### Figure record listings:
▬▬▬▬▬▬▬▬▬▬
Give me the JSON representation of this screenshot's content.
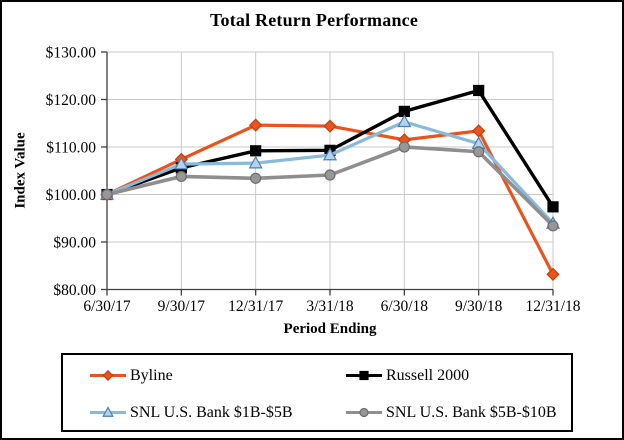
{
  "chart_data": {
    "type": "line",
    "title": "Total Return Performance",
    "xlabel": "Period Ending",
    "ylabel": "Index Value",
    "categories": [
      "6/30/17",
      "9/30/17",
      "12/31/17",
      "3/31/18",
      "6/30/18",
      "9/30/18",
      "12/31/18"
    ],
    "y_tick_labels": [
      "$130.00",
      "$120.00",
      "$110.00",
      "$100.00",
      "$90.00",
      "$80.00"
    ],
    "ylim": [
      80,
      130
    ],
    "y_step": 10,
    "grid": true,
    "grid_color": "#C8C8C8",
    "axis_color": "#3F3F3F",
    "legend": {
      "position": "bottom",
      "columns": 2
    },
    "series": [
      {
        "name": "Byline",
        "marker": "diamond",
        "line_color": "#E9541D",
        "marker_fill": "#E9541D",
        "marker_stroke": "#C0410E",
        "values": [
          100.0,
          107.4,
          114.6,
          114.4,
          111.5,
          113.4,
          83.2
        ]
      },
      {
        "name": "Russell 2000",
        "marker": "square",
        "line_color": "#000000",
        "marker_fill": "#000000",
        "marker_stroke": "#000000",
        "values": [
          100.0,
          105.6,
          109.2,
          109.3,
          117.5,
          121.9,
          97.4
        ]
      },
      {
        "name": "SNL U.S. Bank $1B-$5B",
        "marker": "triangle",
        "line_color": "#8ABADB",
        "marker_fill": "#B4D2E8",
        "marker_stroke": "#4A7EBA",
        "values": [
          100.0,
          106.4,
          106.6,
          108.3,
          115.3,
          110.7,
          93.9
        ]
      },
      {
        "name": "SNL U.S. Bank $5B-$10B",
        "marker": "circle",
        "line_color": "#8E8E8E",
        "marker_fill": "#979797",
        "marker_stroke": "#6E6E6E",
        "values": [
          100.0,
          103.8,
          103.4,
          104.1,
          110.0,
          109.0,
          93.4
        ]
      }
    ]
  }
}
▬▬▬▬▬▬▬▬▬▬
### Task objective:
Will you restate every entry word for word and omit the images?

### Exercise output:
Give me the JSON representation of this screenshot's content.
{
  "chart_data": {
    "type": "line",
    "title": "Total Return Performance",
    "xlabel": "Period Ending",
    "ylabel": "Index Value",
    "categories": [
      "6/30/17",
      "9/30/17",
      "12/31/17",
      "3/31/18",
      "6/30/18",
      "9/30/18",
      "12/31/18"
    ],
    "y_tick_labels": [
      "$130.00",
      "$120.00",
      "$110.00",
      "$100.00",
      "$90.00",
      "$80.00"
    ],
    "ylim": [
      80,
      130
    ],
    "y_step": 10,
    "grid": true,
    "grid_color": "#C8C8C8",
    "axis_color": "#3F3F3F",
    "legend": {
      "position": "bottom",
      "columns": 2
    },
    "series": [
      {
        "name": "Byline",
        "marker": "diamond",
        "line_color": "#E9541D",
        "marker_fill": "#E9541D",
        "marker_stroke": "#C0410E",
        "values": [
          100.0,
          107.4,
          114.6,
          114.4,
          111.5,
          113.4,
          83.2
        ]
      },
      {
        "name": "Russell 2000",
        "marker": "square",
        "line_color": "#000000",
        "marker_fill": "#000000",
        "marker_stroke": "#000000",
        "values": [
          100.0,
          105.6,
          109.2,
          109.3,
          117.5,
          121.9,
          97.4
        ]
      },
      {
        "name": "SNL U.S. Bank $1B-$5B",
        "marker": "triangle",
        "line_color": "#8ABADB",
        "marker_fill": "#B4D2E8",
        "marker_stroke": "#4A7EBA",
        "values": [
          100.0,
          106.4,
          106.6,
          108.3,
          115.3,
          110.7,
          93.9
        ]
      },
      {
        "name": "SNL U.S. Bank $5B-$10B",
        "marker": "circle",
        "line_color": "#8E8E8E",
        "marker_fill": "#979797",
        "marker_stroke": "#6E6E6E",
        "values": [
          100.0,
          103.8,
          103.4,
          104.1,
          110.0,
          109.0,
          93.4
        ]
      }
    ]
  }
}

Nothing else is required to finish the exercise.